**Dataset records**
══════════════════════════════

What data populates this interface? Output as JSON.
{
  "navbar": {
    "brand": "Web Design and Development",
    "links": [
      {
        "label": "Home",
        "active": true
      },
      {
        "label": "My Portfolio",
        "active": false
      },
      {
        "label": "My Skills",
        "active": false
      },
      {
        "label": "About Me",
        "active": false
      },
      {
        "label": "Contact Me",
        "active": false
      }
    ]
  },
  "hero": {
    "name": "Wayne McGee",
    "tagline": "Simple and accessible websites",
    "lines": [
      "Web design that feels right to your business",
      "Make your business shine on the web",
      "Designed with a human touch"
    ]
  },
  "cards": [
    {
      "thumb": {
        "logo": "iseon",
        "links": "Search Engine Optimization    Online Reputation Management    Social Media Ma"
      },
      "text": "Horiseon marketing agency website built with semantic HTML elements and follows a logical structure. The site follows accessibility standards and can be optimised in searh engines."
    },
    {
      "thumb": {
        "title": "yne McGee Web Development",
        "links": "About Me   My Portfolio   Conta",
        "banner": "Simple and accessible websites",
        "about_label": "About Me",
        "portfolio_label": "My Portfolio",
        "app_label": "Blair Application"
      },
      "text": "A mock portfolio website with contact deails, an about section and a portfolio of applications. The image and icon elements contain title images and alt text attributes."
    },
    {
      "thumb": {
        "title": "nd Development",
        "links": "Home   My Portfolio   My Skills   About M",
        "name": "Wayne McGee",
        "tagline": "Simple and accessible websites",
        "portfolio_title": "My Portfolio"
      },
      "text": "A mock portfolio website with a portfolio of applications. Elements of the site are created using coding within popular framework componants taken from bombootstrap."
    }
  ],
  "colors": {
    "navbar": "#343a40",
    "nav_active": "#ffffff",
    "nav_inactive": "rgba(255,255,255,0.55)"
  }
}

══════════════════════════════

Identify each line holding the string "mock", and copy it out.

**Worked solution**
      "text": "A mock portfolio website with contact deails, an about section and a portfolio of applications. The image and icon elements contain title images and alt text attributes."
      "text": "A mock portfolio website with a portfolio of applications. Elements of the site are created using coding within popular framework componants taken from bombootstrap."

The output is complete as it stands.